From the listing below, copy every line with the word "process".

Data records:
========================================

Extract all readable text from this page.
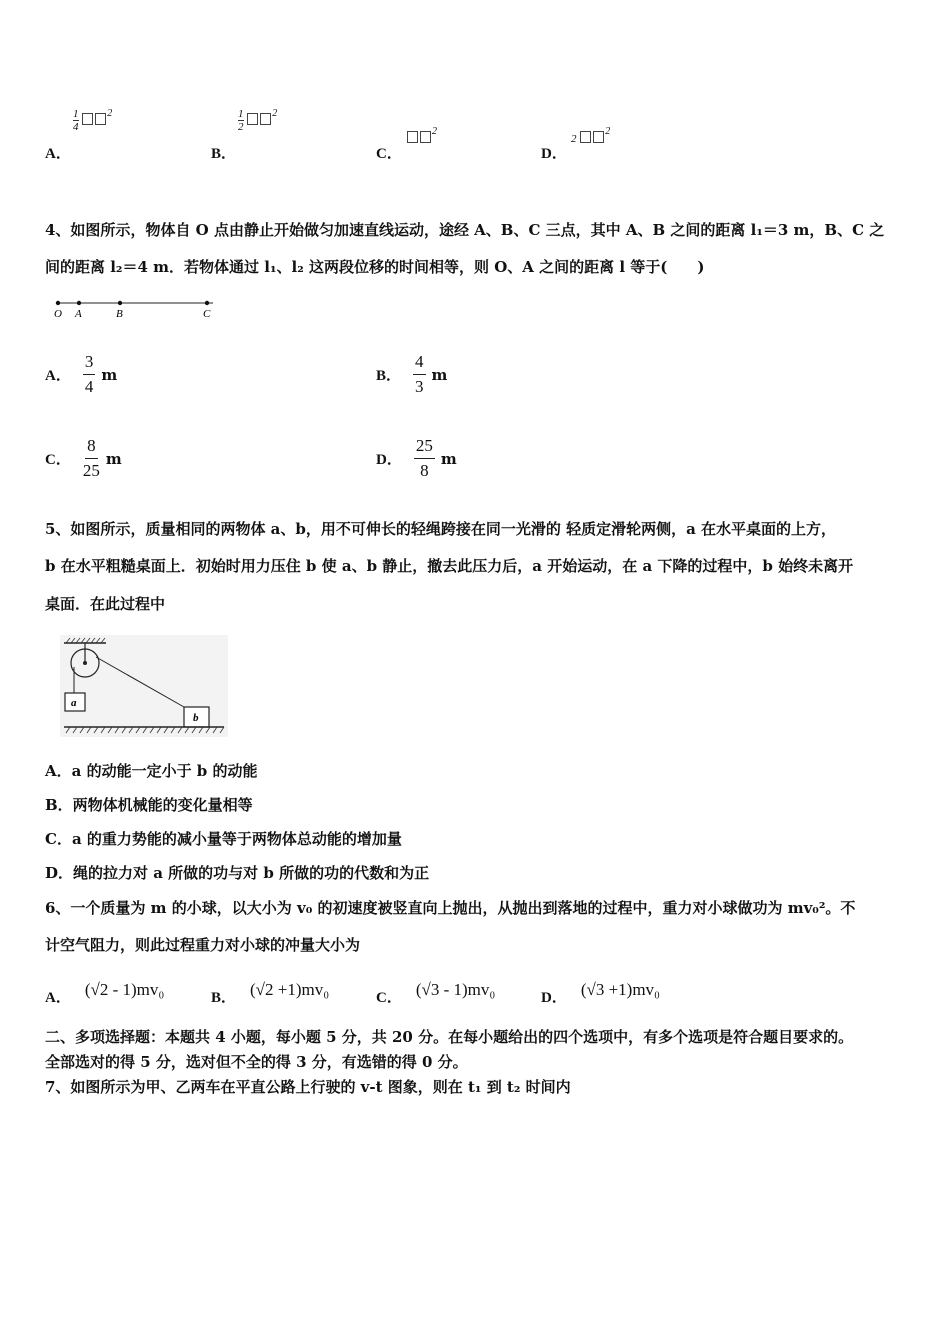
A．
$\frac{1}{4}$	$^2$
B．
$\frac{1}{2}$	$^2$
C．
$^2$
D．
2 $^2$
4、如图所示，物体自 O 点由静止开始做匀加速直线运动，途经 A、B、C 三点，其中 A、B 之间的距离 l₁＝3 m，B、C 之
间的距离 l₂＝4 m．若物体通过 l₁、l₂ 这两段位移的时间相等，则 O、A 之间的距离 l 等于(　　)
O A	B	C
A． $\frac{3}{4}$ m	B． $\frac{4}{3}$ m
C． $\frac{8}{25}$ m	D． $\frac{25}{8}$ m
5、如图所示，质量相同的两物体 a、b，用不可伸长的轻绳跨接在同一光滑的 轻质定滑轮两侧，a 在水平桌面的上方，
b 在水平粗糙桌面上．初始时用力压住 b 使 a、b 静止，撤去此压力后，a 开始运动，在 a 下降的过程中，b 始终未离开
桌面．在此过程中
a
b
A．a 的动能一定小于 b 的动能
B．两物体机械能的变化量相等
C．a 的重力势能的减小量等于两物体总动能的增加量
D．绳的拉力对 a 所做的功与对 b 所做的功的代数和为正
6、一个质量为 m 的小球，以大小为 v₀ 的初速度被竖直向上抛出，从抛出到落地的过程中，重力对小球做功为 mv₀²。不
计空气阻力，则此过程重力对小球的冲量大小为
A． (√2 - 1)mv₀	B． (√2 +1)mv₀	C． (√3 - 1)mv₀	D． (√3 +1)mv₀
二、多项选择题：本题共 4 小题，每小题 5 分，共 20 分。在每小题给出的四个选项中，有多个选项是符合题目要求的。
全部选对的得 5 分，选对但不全的得 3 分，有选错的得 0 分。
7、如图所示为甲、乙两车在平直公路上行驶的 v-t 图象，则在 t₁ 到 t₂ 时间内
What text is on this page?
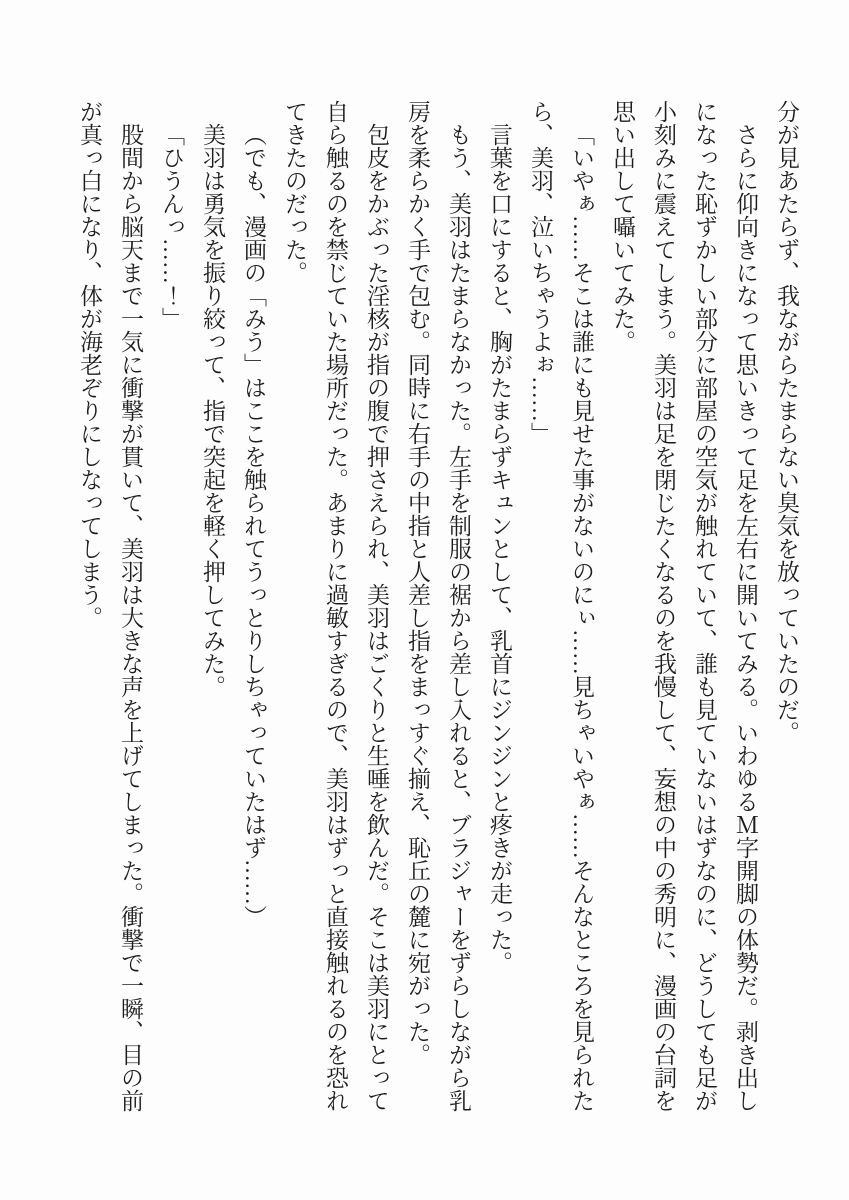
分が見あたらず、我ながらたまらない臭気を放っていたのだ。

さらに仰向きになって思いきって足を左右に開いてみる。いわゆるＭ字開脚の体勢だ。剥き出しになった恥ずかしい部分に部屋の空気が触れていて、誰も見ていないはずなのに、どうしても足が小刻みに震えてしまう。美羽は足を閉じたくなるのを我慢して、妄想の中の秀明に、漫画の台詞を思い出して囁いてみた。

「いやぁ……そこは誰にも見せた事がないのにぃ……見ちゃいやぁ……そんなところを見られたら、美羽、泣いちゃうよぉ……」

言葉を口にすると、胸がたまらずキュンとして、乳首にジンジンと疼きが走った。

もう、美羽はたまらなかった。左手を制服の裾から差し入れると、ブラジャーをずらしながら乳房を柔らかく手で包む。同時に右手の中指と人差し指をまっすぐ揃え、恥丘の麓に宛がった。

包皮をかぶった淫核が指の腹で押さえられ、美羽はごくりと生唾を飲んだ。そこは美羽にとって自ら触るのを禁じていた場所だった。あまりに過敏すぎるので、美羽はずっと直接触れるのを恐れてきたのだった。

（でも、漫画の「みう」はここを触られてうっとりしちゃっていたはず……）

美羽は勇気を振り絞って、指で突起を軽く押してみた。

「ひうんっ……！」

股間から脳天まで一気に衝撃が貫いて、美羽は大きな声を上げてしまった。衝撃で一瞬、目の前が真っ白になり、体が海老ぞりにしなってしまう。
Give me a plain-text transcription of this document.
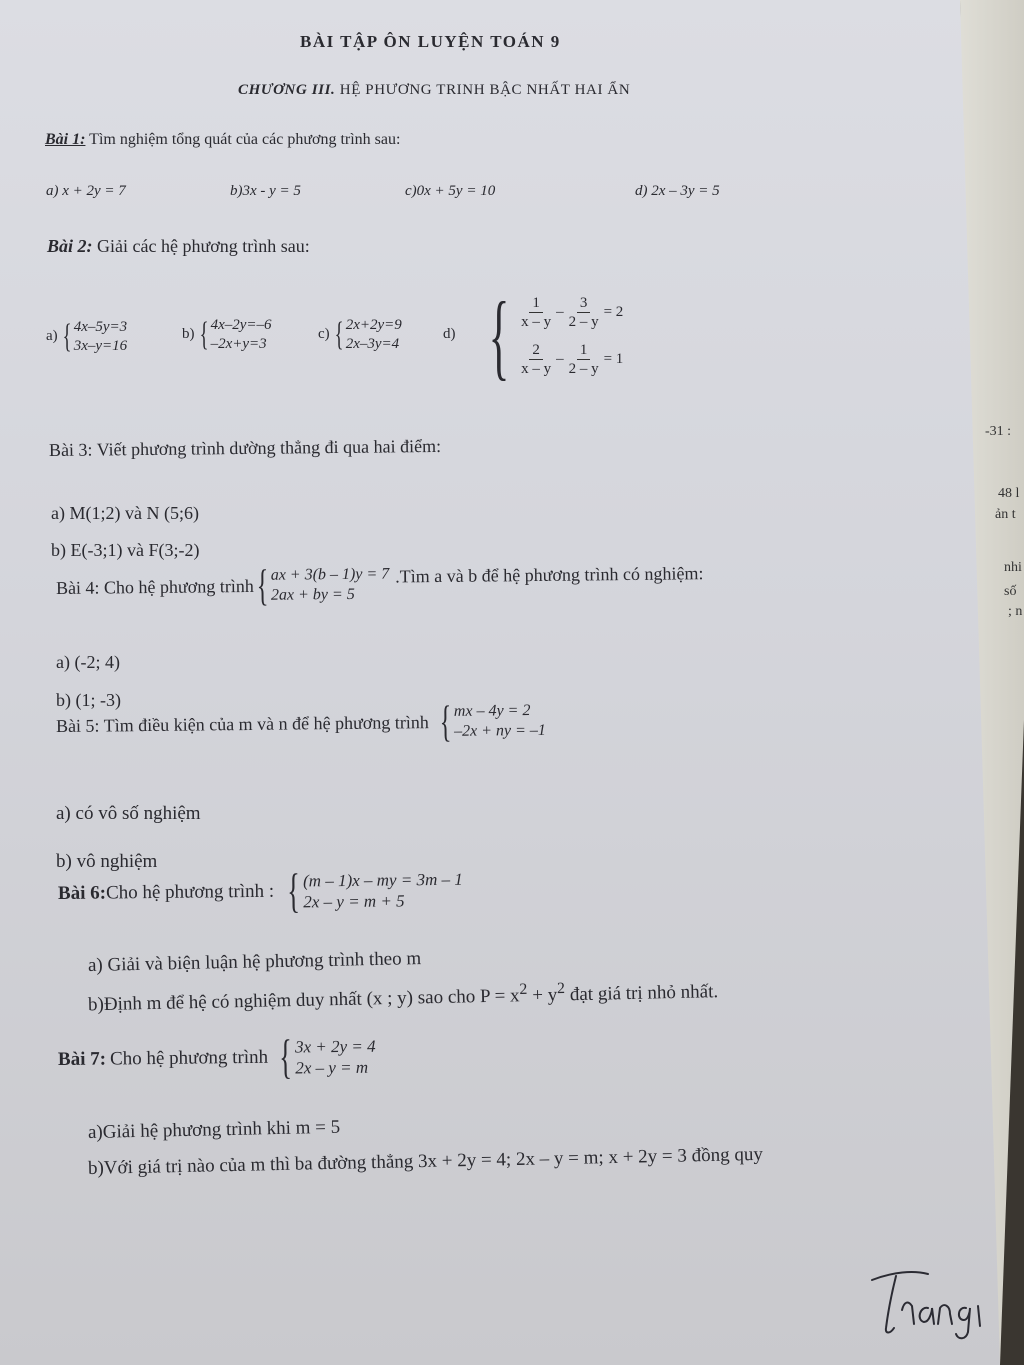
-31 :
48 l
ản t
nhi
số
; n
BÀI TẬP ÔN LUYỆN TOÁN 9
CHƯƠNG III. HỆ PHƯƠNG TRINH BẬC NHẤT HAI ẨN
Bài 1: Tìm nghiệm tổng quát của các phương trình sau:
a) x + 2y = 7	b)3x - y = 5	c)0x + 5y = 10	d) 2x – 3y = 5
Bài 2: Giải các hệ phương trình sau:
a) { 4x–5y=3
3x–y=16
b) { 4x–2y=–6
–2x+y=3
c) { 2x+2y=9
2x–3y=4
d) { $\frac{1}{x - y} - \frac{3}{2 - y} = 2$
$\frac{2}{x - y} - \frac{1}{2 - y} = 1$
Bài 3: Viết phương trình dường thẳng đi qua hai điểm:
a) M(1;2) và N (5;6)
b) E(-3;1) và F(3;-2)
Bài 4: Cho hệ phương trình { ax + 3(b – 1)y = 7
2ax + by = 5
.Tìm a và b để hệ phương trình có nghiệm:
a) (-2; 4)
b) (1; -3)
Bài 5: Tìm điều kiện của m và n để hệ phương trình { mx – 4y = 2
–2x + ny = –1
a) có vô số nghiệm
b) vô nghiệm
Bài 6: Cho hệ phương trình : { (m – 1)x – my = 3m – 1
2x – y = m + 5
a) Giải và biện luận hệ phương trình theo m
b)Định m để hệ có nghiệm duy nhất (x ; y) sao cho $P = x^2 + y^2$ đạt giá trị nhỏ nhất.
Bài 7: Cho hệ phương trình { 3x + 2y = 4
2x – y = m
a)Giải hệ phương trình khi m = 5
b)Với giá trị nào của m thì ba đường thẳng 3x + 2y = 4; 2x – y = m; x + 2y = 3 đồng quy
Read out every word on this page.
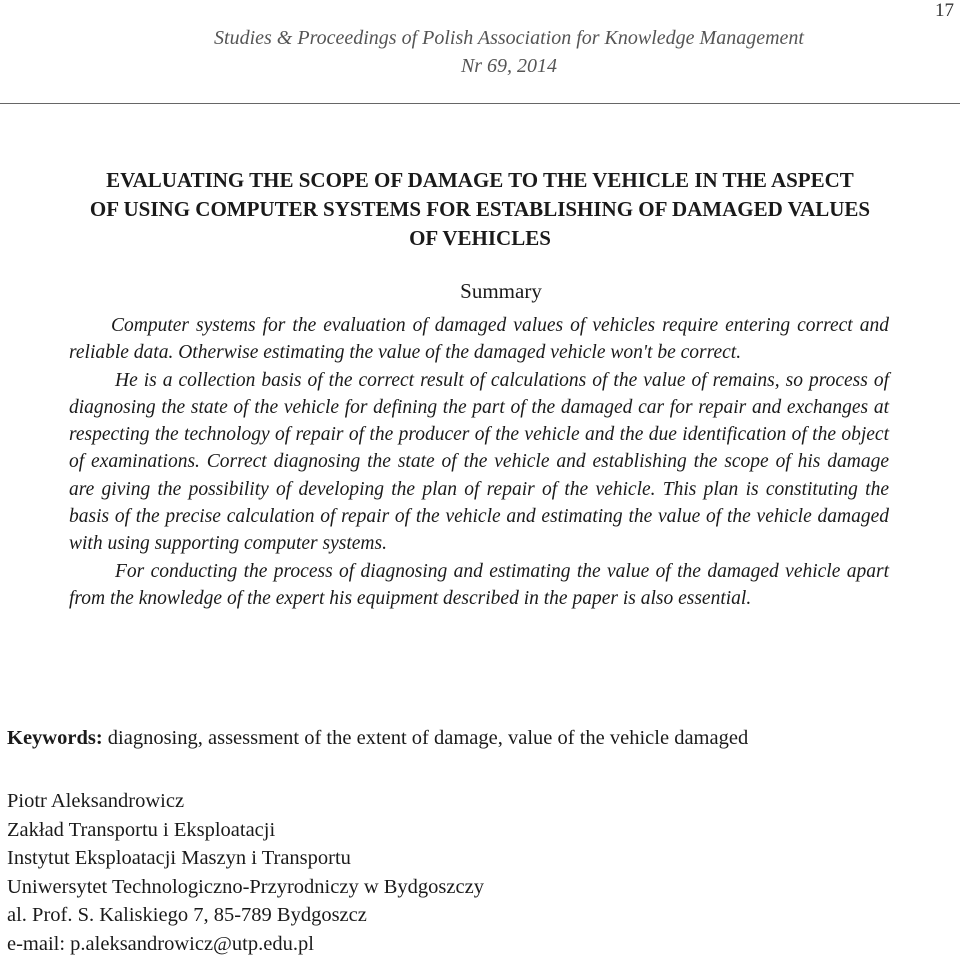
17
Studies & Proceedings of Polish Association for Knowledge Management
Nr 69, 2014
EVALUATING THE SCOPE OF DAMAGE TO THE VEHICLE IN THE ASPECT
OF USING COMPUTER SYSTEMS FOR ESTABLISHING OF DAMAGED VALUES
OF VEHICLES
Summary

Computer systems for the evaluation of damaged values of vehicles require entering correct and reliable data. Otherwise estimating the value of the damaged vehicle won't be correct.

He is a collection basis of the correct result of calculations of the value of remains, so process of diagnosing the state of the vehicle for defining the part of the damaged car for repair and exchanges at respecting the technology of repair of the producer of the vehicle and the due identification of the object of examinations. Correct diagnosing the state of the vehicle and establishing the scope of his damage are giving the possibility of developing the plan of repair of the vehicle. This plan is constituting the basis of the precise calculation of repair of the vehicle and estimating the value of the vehicle damaged with using supporting computer systems.

For conducting the process of diagnosing and estimating the value of the damaged vehicle apart from the knowledge of the expert his equipment described in the paper is also essential.

Keywords: diagnosing, assessment of the extent of damage, value of the vehicle damaged
Piotr Aleksandrowicz
Zakład Transportu i Eksploatacji
Instytut Eksploatacji Maszyn i Transportu
Uniwersytet Technologiczno-Przyrodniczy w Bydgoszczy
al. Prof. S. Kaliskiego 7, 85-789 Bydgoszcz
e-mail: p.aleksandrowicz@utp.edu.pl
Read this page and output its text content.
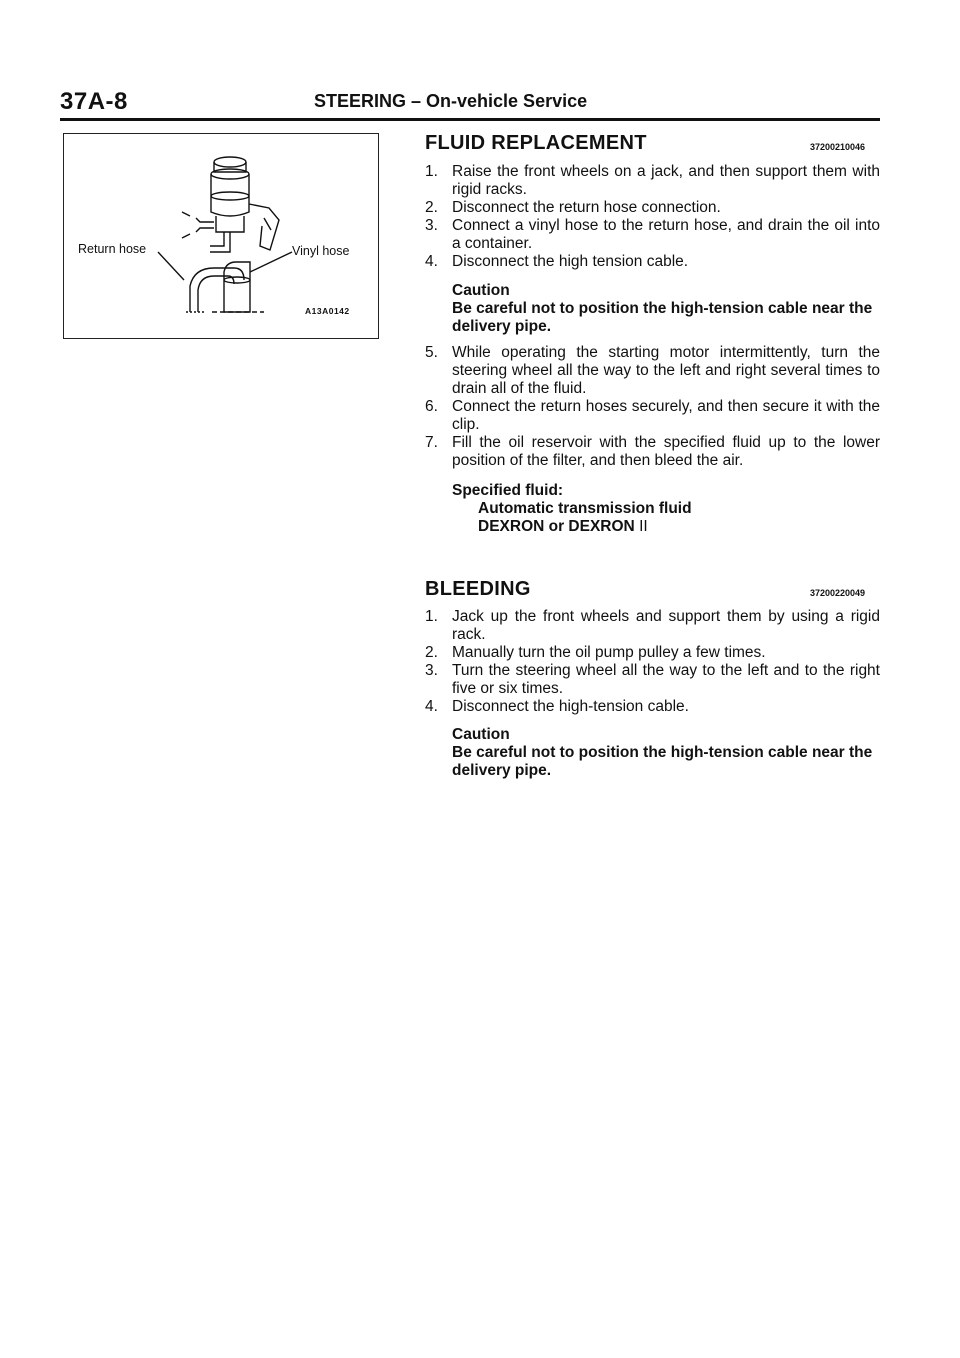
37A-8	STEERING – On-vehicle Service
Return hose	Vinyl hose
A13A0142
FLUID REPLACEMENT	37200210046
1. Raise the front wheels on a jack, and then support them with rigid racks.
2. Disconnect the return hose connection.
3. Connect a vinyl hose to the return hose, and drain the oil into a container.
4. Disconnect the high tension cable.
Caution
Be careful not to position the high-tension cable near the delivery pipe.
5. While operating the starting motor intermittently, turn the steering wheel all the way to the left and right several times to drain all of the fluid.
6. Connect the return hoses securely, and then secure it with the clip.
7. Fill the oil reservoir with the specified fluid up to the lower position of the filter, and then bleed the air.
Specified fluid:
Automatic transmission fluid
DEXRON or DEXRON II
BLEEDING	37200220049
1. Jack up the front wheels and support them by using a rigid rack.
2. Manually turn the oil pump pulley a few times.
3. Turn the steering wheel all the way to the left and to the right five or six times.
4. Disconnect the high-tension cable.
Caution
Be careful not to position the high-tension cable near the delivery pipe.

========================================

_Answer to the task_.
He is a collection basis of the correct result of calculations of the value of remains, so process of diagnosing the state of the vehicle for defining the part of the damaged car for repair and exchanges at respecting the technology of repair of the producer of the vehicle and the due identification of the object of examinations. Correct diagnosing the state of the vehicle and establishing the scope of his damage are giving the possibility of developing the plan of repair of the vehicle. This plan is constituting the basis of the precise calculation of repair of the vehicle and estimating the value of the vehicle damaged with using supporting computer systems.
For conducting the process of diagnosing and estimating the value of the damaged vehicle apart from the knowledge of the expert his equipment described in the paper is also essential.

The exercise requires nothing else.